- **Required work**
Copy every line, leaving nothing out and adding nothing.

- **A block of data**
----

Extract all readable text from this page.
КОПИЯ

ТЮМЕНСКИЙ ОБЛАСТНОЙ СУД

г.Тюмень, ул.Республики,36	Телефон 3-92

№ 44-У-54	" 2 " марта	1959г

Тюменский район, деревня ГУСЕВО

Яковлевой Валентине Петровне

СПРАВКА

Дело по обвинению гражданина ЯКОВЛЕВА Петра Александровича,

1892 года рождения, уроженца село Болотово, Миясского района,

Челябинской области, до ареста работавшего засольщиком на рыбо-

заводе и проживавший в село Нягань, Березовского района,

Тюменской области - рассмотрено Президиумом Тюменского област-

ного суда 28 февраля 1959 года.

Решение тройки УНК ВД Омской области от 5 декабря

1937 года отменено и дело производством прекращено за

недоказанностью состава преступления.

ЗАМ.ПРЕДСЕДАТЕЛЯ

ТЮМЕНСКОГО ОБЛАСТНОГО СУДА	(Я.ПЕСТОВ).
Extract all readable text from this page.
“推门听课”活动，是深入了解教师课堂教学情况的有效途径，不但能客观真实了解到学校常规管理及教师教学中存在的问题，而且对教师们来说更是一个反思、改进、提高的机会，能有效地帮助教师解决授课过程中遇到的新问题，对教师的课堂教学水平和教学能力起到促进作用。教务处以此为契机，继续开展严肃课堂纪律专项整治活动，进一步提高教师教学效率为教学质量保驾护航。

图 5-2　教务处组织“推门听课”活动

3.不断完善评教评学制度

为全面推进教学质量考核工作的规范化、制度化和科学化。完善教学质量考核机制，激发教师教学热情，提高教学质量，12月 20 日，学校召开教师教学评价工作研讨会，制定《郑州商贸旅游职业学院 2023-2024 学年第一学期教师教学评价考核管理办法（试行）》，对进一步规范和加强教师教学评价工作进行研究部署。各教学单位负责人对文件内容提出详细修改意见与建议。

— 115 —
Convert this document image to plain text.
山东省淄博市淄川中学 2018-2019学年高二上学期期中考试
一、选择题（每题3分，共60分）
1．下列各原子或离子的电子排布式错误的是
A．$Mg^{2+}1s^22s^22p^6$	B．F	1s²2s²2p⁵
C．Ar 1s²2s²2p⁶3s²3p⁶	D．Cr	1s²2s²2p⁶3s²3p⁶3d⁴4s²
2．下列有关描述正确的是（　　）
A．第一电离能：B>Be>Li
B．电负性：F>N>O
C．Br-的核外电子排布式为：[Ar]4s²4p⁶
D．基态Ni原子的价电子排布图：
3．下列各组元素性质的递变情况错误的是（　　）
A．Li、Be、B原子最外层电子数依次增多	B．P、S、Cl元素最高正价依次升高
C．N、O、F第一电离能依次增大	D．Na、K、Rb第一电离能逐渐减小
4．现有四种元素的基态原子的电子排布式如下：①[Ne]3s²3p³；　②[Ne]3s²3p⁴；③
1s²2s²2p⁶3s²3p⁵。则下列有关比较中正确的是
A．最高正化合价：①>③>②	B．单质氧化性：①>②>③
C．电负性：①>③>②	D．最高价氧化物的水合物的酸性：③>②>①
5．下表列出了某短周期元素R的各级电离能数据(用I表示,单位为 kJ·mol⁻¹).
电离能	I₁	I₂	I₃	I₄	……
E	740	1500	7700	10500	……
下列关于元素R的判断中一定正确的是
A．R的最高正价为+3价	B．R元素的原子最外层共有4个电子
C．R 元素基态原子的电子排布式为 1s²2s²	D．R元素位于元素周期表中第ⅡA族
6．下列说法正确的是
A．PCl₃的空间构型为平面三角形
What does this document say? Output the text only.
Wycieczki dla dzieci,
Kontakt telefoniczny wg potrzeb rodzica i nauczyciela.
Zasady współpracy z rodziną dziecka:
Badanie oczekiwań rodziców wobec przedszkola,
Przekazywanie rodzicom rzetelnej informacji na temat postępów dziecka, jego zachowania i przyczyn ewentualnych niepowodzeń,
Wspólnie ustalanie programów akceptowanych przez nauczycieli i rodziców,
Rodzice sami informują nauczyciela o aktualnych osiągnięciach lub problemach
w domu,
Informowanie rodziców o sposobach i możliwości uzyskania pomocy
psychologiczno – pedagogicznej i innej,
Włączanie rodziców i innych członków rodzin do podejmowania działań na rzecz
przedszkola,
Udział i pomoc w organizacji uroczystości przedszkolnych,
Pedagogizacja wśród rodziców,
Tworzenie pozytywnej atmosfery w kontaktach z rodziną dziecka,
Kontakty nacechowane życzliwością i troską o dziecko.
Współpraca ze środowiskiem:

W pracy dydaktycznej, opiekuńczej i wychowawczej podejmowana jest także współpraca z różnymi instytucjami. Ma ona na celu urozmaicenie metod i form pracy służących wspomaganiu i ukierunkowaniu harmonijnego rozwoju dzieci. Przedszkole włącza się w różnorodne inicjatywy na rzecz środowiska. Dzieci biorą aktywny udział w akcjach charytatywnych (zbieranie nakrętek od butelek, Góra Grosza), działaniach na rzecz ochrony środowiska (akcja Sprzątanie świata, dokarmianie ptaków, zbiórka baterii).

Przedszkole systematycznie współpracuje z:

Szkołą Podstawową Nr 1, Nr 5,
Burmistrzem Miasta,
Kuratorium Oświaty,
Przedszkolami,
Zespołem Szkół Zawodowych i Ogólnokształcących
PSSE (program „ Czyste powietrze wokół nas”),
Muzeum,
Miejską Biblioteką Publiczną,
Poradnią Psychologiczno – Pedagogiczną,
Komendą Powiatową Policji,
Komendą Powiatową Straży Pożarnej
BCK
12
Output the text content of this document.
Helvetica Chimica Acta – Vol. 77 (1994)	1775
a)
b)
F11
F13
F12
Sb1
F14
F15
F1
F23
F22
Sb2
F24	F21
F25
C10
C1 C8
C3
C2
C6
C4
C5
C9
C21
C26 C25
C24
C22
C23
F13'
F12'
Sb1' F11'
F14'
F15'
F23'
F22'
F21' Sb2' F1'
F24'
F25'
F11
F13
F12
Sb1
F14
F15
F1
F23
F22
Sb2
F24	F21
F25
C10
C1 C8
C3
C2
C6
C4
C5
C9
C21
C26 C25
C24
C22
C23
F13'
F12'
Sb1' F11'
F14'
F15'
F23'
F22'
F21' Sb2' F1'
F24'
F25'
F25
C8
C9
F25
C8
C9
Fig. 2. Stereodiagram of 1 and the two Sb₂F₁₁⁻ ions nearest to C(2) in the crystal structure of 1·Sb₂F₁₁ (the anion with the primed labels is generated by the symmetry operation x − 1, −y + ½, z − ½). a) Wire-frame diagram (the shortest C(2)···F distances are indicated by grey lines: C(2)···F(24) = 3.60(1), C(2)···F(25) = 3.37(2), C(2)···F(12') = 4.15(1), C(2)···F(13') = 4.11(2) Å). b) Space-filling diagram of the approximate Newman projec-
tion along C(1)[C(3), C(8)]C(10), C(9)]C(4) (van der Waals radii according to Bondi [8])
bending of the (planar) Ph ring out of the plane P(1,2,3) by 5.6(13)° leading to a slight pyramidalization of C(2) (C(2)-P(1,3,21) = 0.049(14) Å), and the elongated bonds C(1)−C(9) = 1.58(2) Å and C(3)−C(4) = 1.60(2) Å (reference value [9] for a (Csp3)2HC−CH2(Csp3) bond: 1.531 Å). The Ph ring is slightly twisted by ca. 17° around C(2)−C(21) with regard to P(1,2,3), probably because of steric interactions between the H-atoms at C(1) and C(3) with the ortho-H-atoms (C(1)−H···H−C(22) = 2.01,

----

- **Result**
Extract all readable text from this page.
КОПИЯ

ТЮМЕНСКИЙ ОБЛАСТНОЙ СУД

г.Тюмень, ул.Республики,36	Телефон 3-92

№ 44-У-54	" 2 " марта	1959г

Тюменский район, деревня ГУСЕВО

Яковлевой Валентине Петровне

СПРАВКА

Дело по обвинению гражданина ЯКОВЛЕВА Петра Александровича,

1892 года рождения, уроженца село Болотово, Миясского района,

Челябинской области, до ареста работавшего засольщиком на рыбо-

заводе и проживавший в село Нягань, Березовского района,

Тюменской области - рассмотрено Президиумом Тюменского област-

ного суда 28 февраля 1959 года.

Решение тройки УНК ВД Омской области от 5 декабря

1937 года отменено и дело производством прекращено за

недоказанностью состава преступления.

ЗАМ.ПРЕДСЕДАТЕЛЯ

ТЮМЕНСКОГО ОБЛАСТНОГО СУДА	(Я.ПЕСТОВ).
Extract all readable text from this page.
“推门听课”活动，是深入了解教师课堂教学情况的有效途径，不但能客观真实了解到学校常规管理及教师教学中存在的问题，而且对教师们来说更是一个反思、改进、提高的机会，能有效地帮助教师解决授课过程中遇到的新问题，对教师的课堂教学水平和教学能力起到促进作用。教务处以此为契机，继续开展严肃课堂纪律专项整治活动，进一步提高教师教学效率为教学质量保驾护航。

图 5-2　教务处组织“推门听课”活动

3.不断完善评教评学制度

为全面推进教学质量考核工作的规范化、制度化和科学化。完善教学质量考核机制，激发教师教学热情，提高教学质量，12月 20 日，学校召开教师教学评价工作研讨会，制定《郑州商贸旅游职业学院 2023-2024 学年第一学期教师教学评价考核管理办法（试行）》，对进一步规范和加强教师教学评价工作进行研究部署。各教学单位负责人对文件内容提出详细修改意见与建议。

— 115 —
Convert this document image to plain text.
山东省淄博市淄川中学 2018-2019学年高二上学期期中考试
一、选择题（每题3分，共60分）
1．下列各原子或离子的电子排布式错误的是
A．$Mg^{2+}1s^22s^22p^6$	B．F	1s²2s²2p⁵
C．Ar 1s²2s²2p⁶3s²3p⁶	D．Cr	1s²2s²2p⁶3s²3p⁶3d⁴4s²
2．下列有关描述正确的是（　　）
A．第一电离能：B>Be>Li
B．电负性：F>N>O
C．Br-的核外电子排布式为：[Ar]4s²4p⁶
D．基态Ni原子的价电子排布图：
3．下列各组元素性质的递变情况错误的是（　　）
A．Li、Be、B原子最外层电子数依次增多	B．P、S、Cl元素最高正价依次升高
C．N、O、F第一电离能依次增大	D．Na、K、Rb第一电离能逐渐减小
4．现有四种元素的基态原子的电子排布式如下：①[Ne]3s²3p³；　②[Ne]3s²3p⁴；③
1s²2s²2p⁶3s²3p⁵。则下列有关比较中正确的是
A．最高正化合价：①>③>②	B．单质氧化性：①>②>③
C．电负性：①>③>②	D．最高价氧化物的水合物的酸性：③>②>①
5．下表列出了某短周期元素R的各级电离能数据(用I表示,单位为 kJ·mol⁻¹).
电离能	I₁	I₂	I₃	I₄	……
E	740	1500	7700	10500	……
下列关于元素R的判断中一定正确的是
A．R的最高正价为+3价	B．R元素的原子最外层共有4个电子
C．R 元素基态原子的电子排布式为 1s²2s²	D．R元素位于元素周期表中第ⅡA族
6．下列说法正确的是
A．PCl₃的空间构型为平面三角形
What does this document say? Output the text only.
Wycieczki dla dzieci,
Kontakt telefoniczny wg potrzeb rodzica i nauczyciela.
Zasady współpracy z rodziną dziecka:
Badanie oczekiwań rodziców wobec przedszkola,
Przekazywanie rodzicom rzetelnej informacji na temat postępów dziecka, jego zachowania i przyczyn ewentualnych niepowodzeń,
Wspólnie ustalanie programów akceptowanych przez nauczycieli i rodziców,
Rodzice sami informują nauczyciela o aktualnych osiągnięciach lub problemach
w domu,
Informowanie rodziców o sposobach i możliwości uzyskania pomocy
psychologiczno – pedagogicznej i innej,
Włączanie rodziców i innych członków rodzin do podejmowania działań na rzecz
przedszkola,
Udział i pomoc w organizacji uroczystości przedszkolnych,
Pedagogizacja wśród rodziców,
Tworzenie pozytywnej atmosfery w kontaktach z rodziną dziecka,
Kontakty nacechowane życzliwością i troską o dziecko.
Współpraca ze środowiskiem:

W pracy dydaktycznej, opiekuńczej i wychowawczej podejmowana jest także współpraca z różnymi instytucjami. Ma ona na celu urozmaicenie metod i form pracy służących wspomaganiu i ukierunkowaniu harmonijnego rozwoju dzieci. Przedszkole włącza się w różnorodne inicjatywy na rzecz środowiska. Dzieci biorą aktywny udział w akcjach charytatywnych (zbieranie nakrętek od butelek, Góra Grosza), działaniach na rzecz ochrony środowiska (akcja Sprzątanie świata, dokarmianie ptaków, zbiórka baterii).

Przedszkole systematycznie współpracuje z:

Szkołą Podstawową Nr 1, Nr 5,
Burmistrzem Miasta,
Kuratorium Oświaty,
Przedszkolami,
Zespołem Szkół Zawodowych i Ogólnokształcących
PSSE (program „ Czyste powietrze wokół nas”),
Muzeum,
Miejską Biblioteką Publiczną,
Poradnią Psychologiczno – Pedagogiczną,
Komendą Powiatową Policji,
Komendą Powiatową Straży Pożarnej
BCK
12
Output the text content of this document.
Helvetica Chimica Acta – Vol. 77 (1994)	1775
a)
b)
F11
F13
F12
Sb1
F14
F15
F1
F23
F22
Sb2
F24	F21
F25
C10
C1 C8
C3
C2
C6
C4
C5
C9
C21
C26 C25
C24
C22
C23
F13'
F12'
Sb1' F11'
F14'
F15'
F23'
F22'
F21' Sb2' F1'
F24'
F25'
F11
F13
F12
Sb1
F14
F15
F1
F23
F22
Sb2
F24	F21
F25
C10
C1 C8
C3
C2
C6
C4
C5
C9
C21
C26 C25
C24
C22
C23
F13'
F12'
Sb1' F11'
F14'
F15'
F23'
F22'
F21' Sb2' F1'
F24'
F25'
F25
C8
C9
F25
C8
C9
Fig. 2. Stereodiagram of 1 and the two Sb₂F₁₁⁻ ions nearest to C(2) in the crystal structure of 1·Sb₂F₁₁ (the anion with the primed labels is generated by the symmetry operation x − 1, −y + ½, z − ½). a) Wire-frame diagram (the shortest C(2)···F distances are indicated by grey lines: C(2)···F(24) = 3.60(1), C(2)···F(25) = 3.37(2), C(2)···F(12') = 4.15(1), C(2)···F(13') = 4.11(2) Å). b) Space-filling diagram of the approximate Newman projec-
tion along C(1)[C(3), C(8)]C(10), C(9)]C(4) (van der Waals radii according to Bondi [8])
bending of the (planar) Ph ring out of the plane P(1,2,3) by 5.6(13)° leading to a slight pyramidalization of C(2) (C(2)-P(1,3,21) = 0.049(14) Å), and the elongated bonds C(1)−C(9) = 1.58(2) Å and C(3)−C(4) = 1.60(2) Å (reference value [9] for a (Csp3)2HC−CH2(Csp3) bond: 1.531 Å). The Ph ring is slightly twisted by ca. 17° around C(2)−C(21) with regard to P(1,2,3), probably because of steric interactions between the H-atoms at C(1) and C(3) with the ortho-H-atoms (C(1)−H···H−C(22) = 2.01,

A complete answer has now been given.